→ **Textabschnitt**:
..............................

Sonntag, 9. Dezember 2018

Jobsuche Karrieresprungbrett Internet

Das Web 2.0 steigert für Jobsuchende die Chancen auf einen neuen Arbeitsplatz. Statt nur auf Stellenanzeigen zu reagieren, werden aus Bewerbern Selbstdarsteller. Doch das birgt auch Risiken - wer im Netz die falschen Spuren hinterlässt, droht beim Arbeitgeber durchzufallen.

Hamburg/Koblenz - Neukunden bei ihrer Karriereberatung begrüßt Svenja Hofert sehr direkt: "Sie sind Mitglied im Tennisclub Wedel und bei Attac". Dann staunen die Bewerber meist nicht schlecht, manche sind regelrecht verlegen: Woher denn die Kenntnis über ihre Mitgliedschaft in dem globalisierungskritischen Netzwerk stamme?

Neue Dimension der Jobsuche: Interaktives Web
Dabei ist die Karriereberaterin aus Hamburg nur den Weg gegangen, den auch viele Personaler einschlagen: Sie hat den Namen in Suchmaschinen eingegeben, Profile in Netzwerken studiert, in öffentlichen Foren mitgelesen und ist schnell fündig geworden. Das Internet verrät viel Persönliches, was bei der Stellensuche nicht immer von Nutzen ist.

"Gerade junge Bewerber machen sich nicht klar, dass sie für Jahre Spuren hinterlassen, wenn sie Partyfotos oder das privat gedrehte Video hochladen", sagt Hofert. Dabei gebe es schon längst Websites, die nichts anderes tun, als Profile sichtbar zu machen und Imagepunkte für eine positive Webpräsenz zu vergeben.

Die deutschsprachige Personensuchmaschine Yasni.de zum Beispiel bewertet in einem "VIP-Rank" die Glaubwürdigkeit der gefundenen Person. "Das heißt nicht, dass die Attac-Mitgliedschaft geheim gehalten werden muss, aber wer das öffentlich macht, sollte auf entsprechende Fragen im Bewerbungsgespräch vorbereitet sein."

Das Suchen und Gefunden werden ist Folge des Internets zum Mitmachen: Aus dem eindimensionalen Web 1.0 ist das interaktive Web 2.0 geworden. Statt auf eine Stellenanzeige zu reagieren, werden aus Bewerbern Selbstdarsteller im Internet. Im Idealfall merkt das auch der interessierte Arbeitgeber: "Die Personalrekrutierung durch Empfehlungen und Profile bringt eine ganz neue Dimension in die Jobsuche", so Svenja Hofert.

..............................

→ **Datenauszüge**:
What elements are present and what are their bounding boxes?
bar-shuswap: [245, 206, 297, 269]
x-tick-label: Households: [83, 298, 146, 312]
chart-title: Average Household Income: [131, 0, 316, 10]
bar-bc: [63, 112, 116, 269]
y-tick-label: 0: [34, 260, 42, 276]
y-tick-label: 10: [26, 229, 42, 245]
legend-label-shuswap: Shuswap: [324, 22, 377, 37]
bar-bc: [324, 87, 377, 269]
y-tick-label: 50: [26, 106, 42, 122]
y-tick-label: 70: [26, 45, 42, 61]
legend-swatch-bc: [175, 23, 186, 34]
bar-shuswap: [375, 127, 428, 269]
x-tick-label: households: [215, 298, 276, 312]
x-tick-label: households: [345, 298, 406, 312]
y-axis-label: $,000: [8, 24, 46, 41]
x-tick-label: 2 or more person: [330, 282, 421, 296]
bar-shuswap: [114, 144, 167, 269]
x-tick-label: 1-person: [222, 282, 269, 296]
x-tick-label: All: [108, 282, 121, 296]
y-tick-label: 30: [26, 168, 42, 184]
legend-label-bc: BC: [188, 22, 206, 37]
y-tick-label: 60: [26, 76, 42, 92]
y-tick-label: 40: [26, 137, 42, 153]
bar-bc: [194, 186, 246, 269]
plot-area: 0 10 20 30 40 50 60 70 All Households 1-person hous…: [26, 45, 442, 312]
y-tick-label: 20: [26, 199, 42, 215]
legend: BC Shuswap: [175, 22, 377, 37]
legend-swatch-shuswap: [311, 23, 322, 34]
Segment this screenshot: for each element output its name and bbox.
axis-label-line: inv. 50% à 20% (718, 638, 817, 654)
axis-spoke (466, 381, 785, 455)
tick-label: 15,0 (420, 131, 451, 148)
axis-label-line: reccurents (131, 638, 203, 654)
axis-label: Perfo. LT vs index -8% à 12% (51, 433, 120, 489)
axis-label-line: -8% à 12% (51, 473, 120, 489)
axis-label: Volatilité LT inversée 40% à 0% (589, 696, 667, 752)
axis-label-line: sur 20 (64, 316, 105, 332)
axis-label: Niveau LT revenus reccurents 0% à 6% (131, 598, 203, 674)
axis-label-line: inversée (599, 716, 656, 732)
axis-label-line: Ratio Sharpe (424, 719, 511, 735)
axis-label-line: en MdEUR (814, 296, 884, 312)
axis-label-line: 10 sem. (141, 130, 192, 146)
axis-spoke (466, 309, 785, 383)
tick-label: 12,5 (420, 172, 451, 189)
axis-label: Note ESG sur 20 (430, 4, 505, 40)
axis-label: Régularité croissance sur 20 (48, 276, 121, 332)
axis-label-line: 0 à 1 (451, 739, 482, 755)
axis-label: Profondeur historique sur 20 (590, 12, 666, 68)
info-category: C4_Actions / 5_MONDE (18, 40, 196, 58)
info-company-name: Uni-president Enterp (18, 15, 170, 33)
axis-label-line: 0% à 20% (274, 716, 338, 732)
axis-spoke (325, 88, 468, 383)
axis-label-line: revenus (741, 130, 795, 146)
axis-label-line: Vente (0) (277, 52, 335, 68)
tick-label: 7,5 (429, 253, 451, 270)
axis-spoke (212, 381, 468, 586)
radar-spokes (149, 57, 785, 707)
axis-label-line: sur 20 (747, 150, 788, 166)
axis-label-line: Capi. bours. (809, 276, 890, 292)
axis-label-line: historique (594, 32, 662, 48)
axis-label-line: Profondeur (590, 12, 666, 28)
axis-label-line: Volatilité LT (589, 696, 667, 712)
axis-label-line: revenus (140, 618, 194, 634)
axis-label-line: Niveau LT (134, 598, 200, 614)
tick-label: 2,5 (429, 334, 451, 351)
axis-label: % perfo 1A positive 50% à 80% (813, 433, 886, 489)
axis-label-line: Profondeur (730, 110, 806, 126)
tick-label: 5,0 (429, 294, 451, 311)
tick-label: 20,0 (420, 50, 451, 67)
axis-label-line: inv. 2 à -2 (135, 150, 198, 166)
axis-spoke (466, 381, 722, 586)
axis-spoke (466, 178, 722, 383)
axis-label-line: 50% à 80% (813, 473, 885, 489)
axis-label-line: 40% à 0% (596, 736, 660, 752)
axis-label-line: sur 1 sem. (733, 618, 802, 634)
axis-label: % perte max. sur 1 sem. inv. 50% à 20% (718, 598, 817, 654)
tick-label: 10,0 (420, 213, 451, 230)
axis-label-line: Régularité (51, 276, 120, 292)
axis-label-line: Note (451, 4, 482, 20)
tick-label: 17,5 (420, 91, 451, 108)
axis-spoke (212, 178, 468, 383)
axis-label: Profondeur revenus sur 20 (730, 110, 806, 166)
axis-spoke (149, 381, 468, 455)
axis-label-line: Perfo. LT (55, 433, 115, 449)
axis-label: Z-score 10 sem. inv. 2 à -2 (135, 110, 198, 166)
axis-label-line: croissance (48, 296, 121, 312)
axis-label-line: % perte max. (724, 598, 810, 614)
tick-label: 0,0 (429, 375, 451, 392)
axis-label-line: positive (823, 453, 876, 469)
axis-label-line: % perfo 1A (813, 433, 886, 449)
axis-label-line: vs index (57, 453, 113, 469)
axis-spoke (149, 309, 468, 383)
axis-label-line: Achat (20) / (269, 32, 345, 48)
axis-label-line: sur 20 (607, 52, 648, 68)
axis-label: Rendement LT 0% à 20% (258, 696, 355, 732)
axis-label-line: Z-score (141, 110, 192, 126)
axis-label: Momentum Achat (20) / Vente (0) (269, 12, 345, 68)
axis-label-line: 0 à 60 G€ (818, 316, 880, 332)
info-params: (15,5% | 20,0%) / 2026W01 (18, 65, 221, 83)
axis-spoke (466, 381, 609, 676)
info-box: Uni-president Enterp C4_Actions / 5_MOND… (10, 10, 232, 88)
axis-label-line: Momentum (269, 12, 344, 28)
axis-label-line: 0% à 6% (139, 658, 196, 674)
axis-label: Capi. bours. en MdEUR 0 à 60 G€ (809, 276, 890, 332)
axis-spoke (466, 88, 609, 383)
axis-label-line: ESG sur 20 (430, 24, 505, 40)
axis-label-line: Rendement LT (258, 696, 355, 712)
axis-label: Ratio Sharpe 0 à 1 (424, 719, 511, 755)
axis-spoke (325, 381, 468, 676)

..............................

Geben Sie bitte einen Abschnitt aus dem Text zur Jobsuche im Internet wortgetreu aus: Beginnen Sie bei den Wörtern „Hamburg/Koblenz - Neukunden“, und hören Sie nach „globalisierungskritischen Netzwerk stamme?“ auf. Stützen Sie sich ausschließlich auf den Text zur Jobsuche im Internet.

Hamburg/Koblenz - Neukunden bei ihrer Karriereberatung begrüßt Svenja Hofert sehr direkt: "Sie sind Mitglied im Tennisclub Wedel und bei Attac". Dann staunen die Bewerber meist nicht schlecht, manche sind regelrecht verlegen: Woher denn die Kenntnis über ihre Mitgliedschaft in dem globalisierungskritischen Netzwerk stamme?